▶ Data supplied
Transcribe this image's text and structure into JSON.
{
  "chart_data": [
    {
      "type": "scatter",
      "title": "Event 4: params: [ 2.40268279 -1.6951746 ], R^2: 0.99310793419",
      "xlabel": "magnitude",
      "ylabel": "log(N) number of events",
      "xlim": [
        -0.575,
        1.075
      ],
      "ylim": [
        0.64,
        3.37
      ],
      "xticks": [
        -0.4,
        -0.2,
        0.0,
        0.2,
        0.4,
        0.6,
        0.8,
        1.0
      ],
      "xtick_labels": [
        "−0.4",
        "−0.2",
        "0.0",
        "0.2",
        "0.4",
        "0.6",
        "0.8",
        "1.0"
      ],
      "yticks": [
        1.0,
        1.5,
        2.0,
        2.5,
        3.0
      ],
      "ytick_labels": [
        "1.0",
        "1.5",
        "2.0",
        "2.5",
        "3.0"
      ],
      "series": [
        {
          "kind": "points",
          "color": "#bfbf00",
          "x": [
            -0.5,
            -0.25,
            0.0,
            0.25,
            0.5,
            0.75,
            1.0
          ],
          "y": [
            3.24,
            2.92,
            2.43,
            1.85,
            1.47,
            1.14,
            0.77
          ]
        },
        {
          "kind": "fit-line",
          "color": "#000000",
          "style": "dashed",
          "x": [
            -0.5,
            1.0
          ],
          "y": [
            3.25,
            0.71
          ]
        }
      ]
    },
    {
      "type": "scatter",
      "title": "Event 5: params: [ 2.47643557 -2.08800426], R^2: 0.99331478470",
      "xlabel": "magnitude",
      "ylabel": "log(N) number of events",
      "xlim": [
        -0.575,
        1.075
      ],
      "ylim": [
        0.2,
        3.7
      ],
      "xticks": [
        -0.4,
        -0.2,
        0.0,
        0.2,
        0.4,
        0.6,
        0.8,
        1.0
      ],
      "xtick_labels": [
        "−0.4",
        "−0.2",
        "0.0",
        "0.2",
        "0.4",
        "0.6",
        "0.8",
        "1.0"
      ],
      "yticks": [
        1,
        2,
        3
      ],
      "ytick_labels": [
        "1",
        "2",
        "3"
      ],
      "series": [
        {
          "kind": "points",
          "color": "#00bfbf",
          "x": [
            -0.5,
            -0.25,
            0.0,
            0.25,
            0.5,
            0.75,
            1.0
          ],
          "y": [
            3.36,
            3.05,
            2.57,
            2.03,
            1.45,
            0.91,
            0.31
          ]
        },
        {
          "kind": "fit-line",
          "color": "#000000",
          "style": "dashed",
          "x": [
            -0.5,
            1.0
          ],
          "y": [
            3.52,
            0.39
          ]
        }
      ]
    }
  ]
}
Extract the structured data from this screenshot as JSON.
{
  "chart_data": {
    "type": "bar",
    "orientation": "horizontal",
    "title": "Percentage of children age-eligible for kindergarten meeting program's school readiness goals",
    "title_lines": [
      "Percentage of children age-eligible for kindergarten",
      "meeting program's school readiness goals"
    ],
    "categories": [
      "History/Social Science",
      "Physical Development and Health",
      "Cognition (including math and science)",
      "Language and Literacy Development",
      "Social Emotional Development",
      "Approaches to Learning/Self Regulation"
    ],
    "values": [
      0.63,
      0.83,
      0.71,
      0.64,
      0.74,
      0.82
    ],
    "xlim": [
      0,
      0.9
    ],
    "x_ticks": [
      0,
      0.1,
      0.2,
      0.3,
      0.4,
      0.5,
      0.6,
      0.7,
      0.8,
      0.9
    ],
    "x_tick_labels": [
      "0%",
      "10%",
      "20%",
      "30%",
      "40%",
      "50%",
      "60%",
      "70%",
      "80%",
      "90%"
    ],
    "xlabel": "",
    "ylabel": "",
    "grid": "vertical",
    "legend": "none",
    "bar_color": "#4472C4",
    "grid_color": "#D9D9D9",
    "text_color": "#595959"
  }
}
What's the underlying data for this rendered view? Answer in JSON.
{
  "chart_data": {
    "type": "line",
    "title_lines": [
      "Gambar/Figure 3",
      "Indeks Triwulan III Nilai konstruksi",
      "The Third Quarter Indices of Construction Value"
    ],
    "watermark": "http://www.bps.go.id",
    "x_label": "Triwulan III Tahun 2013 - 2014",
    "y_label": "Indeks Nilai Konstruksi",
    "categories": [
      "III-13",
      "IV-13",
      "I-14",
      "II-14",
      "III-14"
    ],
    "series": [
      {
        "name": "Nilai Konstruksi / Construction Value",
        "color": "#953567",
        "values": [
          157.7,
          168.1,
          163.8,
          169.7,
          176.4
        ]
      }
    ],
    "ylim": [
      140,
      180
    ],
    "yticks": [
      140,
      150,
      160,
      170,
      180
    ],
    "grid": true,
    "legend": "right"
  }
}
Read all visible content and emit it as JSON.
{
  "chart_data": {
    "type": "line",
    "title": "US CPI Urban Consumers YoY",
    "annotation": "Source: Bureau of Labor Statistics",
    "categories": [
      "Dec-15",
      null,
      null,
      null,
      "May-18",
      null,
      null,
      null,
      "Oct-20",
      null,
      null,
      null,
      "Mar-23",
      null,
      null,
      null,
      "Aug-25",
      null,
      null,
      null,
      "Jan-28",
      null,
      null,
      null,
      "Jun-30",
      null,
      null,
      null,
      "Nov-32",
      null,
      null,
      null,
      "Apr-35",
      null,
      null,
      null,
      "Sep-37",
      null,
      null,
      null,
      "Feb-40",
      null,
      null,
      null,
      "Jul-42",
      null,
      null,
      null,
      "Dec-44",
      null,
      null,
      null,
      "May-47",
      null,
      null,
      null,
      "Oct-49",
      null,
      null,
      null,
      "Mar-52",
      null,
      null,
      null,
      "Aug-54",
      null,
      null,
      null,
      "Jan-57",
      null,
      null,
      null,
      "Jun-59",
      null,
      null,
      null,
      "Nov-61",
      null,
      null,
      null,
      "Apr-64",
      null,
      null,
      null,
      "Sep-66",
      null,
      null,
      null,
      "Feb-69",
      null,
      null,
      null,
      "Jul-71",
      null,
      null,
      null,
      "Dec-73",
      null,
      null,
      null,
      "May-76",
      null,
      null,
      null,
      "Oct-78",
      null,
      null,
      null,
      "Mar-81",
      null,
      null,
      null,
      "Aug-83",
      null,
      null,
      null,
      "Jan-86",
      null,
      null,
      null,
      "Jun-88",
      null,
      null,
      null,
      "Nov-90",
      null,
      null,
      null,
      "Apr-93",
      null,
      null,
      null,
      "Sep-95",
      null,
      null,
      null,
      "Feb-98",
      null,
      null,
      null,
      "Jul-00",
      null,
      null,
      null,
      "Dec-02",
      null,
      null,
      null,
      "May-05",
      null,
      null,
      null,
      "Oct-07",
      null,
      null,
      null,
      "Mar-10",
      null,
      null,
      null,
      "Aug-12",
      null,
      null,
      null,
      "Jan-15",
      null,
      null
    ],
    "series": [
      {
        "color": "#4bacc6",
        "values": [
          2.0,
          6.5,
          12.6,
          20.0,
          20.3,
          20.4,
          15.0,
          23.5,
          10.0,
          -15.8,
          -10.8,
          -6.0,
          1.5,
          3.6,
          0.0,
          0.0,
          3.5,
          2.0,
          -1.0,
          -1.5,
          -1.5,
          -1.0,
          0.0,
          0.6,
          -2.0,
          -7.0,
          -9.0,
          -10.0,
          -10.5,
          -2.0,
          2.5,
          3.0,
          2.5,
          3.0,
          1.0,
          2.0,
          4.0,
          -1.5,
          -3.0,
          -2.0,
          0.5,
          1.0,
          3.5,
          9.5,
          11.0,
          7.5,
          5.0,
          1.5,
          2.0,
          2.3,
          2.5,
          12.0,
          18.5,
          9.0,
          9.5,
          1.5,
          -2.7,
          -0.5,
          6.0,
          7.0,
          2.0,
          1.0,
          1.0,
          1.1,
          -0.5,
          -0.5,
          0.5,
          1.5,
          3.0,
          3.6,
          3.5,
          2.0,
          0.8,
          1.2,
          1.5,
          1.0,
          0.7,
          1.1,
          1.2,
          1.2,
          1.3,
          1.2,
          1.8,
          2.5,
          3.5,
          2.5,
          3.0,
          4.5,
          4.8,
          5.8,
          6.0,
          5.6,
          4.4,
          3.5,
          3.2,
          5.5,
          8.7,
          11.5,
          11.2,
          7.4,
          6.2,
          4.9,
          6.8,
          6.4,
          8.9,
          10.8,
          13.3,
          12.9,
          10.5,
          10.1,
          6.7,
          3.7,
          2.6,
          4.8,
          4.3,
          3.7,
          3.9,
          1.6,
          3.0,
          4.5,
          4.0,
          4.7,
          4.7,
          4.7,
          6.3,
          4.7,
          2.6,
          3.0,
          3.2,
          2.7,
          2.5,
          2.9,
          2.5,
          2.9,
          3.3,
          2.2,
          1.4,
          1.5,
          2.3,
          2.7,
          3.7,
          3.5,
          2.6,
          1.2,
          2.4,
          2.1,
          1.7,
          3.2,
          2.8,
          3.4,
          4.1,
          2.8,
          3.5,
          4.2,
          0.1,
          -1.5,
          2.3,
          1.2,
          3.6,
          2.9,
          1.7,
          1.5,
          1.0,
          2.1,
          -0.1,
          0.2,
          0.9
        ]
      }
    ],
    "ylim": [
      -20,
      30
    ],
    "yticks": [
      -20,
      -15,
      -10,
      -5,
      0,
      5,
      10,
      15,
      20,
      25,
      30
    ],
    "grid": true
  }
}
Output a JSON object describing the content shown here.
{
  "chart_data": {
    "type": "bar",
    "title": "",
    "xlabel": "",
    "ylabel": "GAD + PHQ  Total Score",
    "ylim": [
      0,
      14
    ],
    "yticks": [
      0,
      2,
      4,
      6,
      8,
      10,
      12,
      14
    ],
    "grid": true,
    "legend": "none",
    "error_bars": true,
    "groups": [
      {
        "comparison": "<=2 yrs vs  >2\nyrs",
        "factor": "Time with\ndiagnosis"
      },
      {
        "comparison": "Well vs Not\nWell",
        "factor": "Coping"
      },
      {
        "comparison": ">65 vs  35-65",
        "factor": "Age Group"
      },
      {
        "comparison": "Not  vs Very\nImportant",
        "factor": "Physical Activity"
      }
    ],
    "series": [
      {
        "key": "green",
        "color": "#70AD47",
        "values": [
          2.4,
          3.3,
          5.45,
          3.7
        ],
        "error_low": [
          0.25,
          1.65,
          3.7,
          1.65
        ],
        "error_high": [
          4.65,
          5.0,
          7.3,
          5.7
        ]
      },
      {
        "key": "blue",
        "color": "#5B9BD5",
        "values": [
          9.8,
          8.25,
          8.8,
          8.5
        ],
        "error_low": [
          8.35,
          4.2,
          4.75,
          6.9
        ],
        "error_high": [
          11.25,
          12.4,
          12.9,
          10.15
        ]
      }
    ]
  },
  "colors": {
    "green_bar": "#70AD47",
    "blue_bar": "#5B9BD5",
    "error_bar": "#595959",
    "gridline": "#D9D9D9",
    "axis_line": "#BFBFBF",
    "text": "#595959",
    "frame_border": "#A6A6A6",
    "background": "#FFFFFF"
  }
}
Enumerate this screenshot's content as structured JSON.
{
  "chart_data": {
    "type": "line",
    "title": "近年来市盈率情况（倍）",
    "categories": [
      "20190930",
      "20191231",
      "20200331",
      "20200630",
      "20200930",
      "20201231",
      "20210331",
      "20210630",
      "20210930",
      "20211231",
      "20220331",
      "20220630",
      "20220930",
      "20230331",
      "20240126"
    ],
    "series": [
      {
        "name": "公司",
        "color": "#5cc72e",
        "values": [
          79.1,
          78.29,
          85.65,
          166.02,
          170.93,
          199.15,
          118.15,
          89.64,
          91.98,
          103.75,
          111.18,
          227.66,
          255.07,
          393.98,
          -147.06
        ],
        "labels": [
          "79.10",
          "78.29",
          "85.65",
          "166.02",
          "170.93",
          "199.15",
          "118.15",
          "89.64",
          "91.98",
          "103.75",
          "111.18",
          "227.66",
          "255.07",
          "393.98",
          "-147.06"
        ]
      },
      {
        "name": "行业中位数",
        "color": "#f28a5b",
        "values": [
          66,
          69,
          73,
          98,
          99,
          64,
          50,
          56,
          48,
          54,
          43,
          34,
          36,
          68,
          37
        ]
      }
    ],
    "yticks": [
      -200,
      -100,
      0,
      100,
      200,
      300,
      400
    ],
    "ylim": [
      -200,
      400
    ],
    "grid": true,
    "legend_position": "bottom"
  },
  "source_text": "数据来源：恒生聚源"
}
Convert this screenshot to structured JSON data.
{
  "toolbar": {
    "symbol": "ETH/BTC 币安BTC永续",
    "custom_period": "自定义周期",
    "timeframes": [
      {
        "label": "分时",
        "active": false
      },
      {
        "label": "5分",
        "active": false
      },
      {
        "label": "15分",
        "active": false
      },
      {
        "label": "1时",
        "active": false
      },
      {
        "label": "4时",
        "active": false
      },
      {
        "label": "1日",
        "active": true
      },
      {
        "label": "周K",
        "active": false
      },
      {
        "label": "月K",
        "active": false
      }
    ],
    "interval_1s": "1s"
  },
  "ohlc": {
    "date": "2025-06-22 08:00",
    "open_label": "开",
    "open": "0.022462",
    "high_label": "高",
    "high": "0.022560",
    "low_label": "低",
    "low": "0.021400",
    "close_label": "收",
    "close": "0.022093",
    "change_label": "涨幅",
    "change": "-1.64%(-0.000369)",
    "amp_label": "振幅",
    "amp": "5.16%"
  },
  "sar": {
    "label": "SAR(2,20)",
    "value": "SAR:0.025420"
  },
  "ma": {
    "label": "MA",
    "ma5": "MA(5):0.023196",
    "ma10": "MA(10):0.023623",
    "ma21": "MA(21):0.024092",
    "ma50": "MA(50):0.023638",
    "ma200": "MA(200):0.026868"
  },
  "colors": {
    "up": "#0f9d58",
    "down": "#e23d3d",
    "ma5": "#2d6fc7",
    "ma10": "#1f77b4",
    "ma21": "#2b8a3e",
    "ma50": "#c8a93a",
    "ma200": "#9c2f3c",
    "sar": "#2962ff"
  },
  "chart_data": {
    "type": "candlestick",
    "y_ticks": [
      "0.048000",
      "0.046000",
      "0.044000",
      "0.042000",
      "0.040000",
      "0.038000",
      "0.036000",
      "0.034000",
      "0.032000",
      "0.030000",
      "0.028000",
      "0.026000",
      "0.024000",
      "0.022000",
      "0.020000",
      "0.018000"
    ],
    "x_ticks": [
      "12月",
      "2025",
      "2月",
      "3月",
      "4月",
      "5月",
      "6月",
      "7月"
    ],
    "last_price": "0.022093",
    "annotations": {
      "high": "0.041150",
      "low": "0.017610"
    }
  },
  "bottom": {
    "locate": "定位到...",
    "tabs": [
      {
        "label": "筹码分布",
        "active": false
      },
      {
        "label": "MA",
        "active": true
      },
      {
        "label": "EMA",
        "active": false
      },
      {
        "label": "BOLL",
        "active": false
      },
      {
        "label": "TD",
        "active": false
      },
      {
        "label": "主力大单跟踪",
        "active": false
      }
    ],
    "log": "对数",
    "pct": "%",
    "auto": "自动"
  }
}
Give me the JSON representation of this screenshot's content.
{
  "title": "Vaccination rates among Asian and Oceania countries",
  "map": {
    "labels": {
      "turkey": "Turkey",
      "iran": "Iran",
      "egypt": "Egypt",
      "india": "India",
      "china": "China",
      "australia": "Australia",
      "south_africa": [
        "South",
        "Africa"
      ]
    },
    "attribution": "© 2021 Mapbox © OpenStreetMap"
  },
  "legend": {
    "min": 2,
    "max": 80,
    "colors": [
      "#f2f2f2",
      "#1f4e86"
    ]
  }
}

▶ Exercise details
Beginning at the line where "Give me the" appears, extract each line through the end of the data above; keep them exact and include nothing else.

▶ Expected answer
Give me the JSON representation of this screenshot's content.
{
  "title": "Vaccination rates among Asian and Oceania countries",
  "map": {
    "labels": {
      "turkey": "Turkey",
      "iran": "Iran",
      "egypt": "Egypt",
      "india": "India",
      "china": "China",
      "australia": "Australia",
      "south_africa": [
        "South",
        "Africa"
      ]
    },
    "attribution": "© 2021 Mapbox © OpenStreetMap"
  },
  "legend": {
    "min": 2,
    "max": 80,
    "colors": [
      "#f2f2f2",
      "#1f4e86"
    ]
  }
}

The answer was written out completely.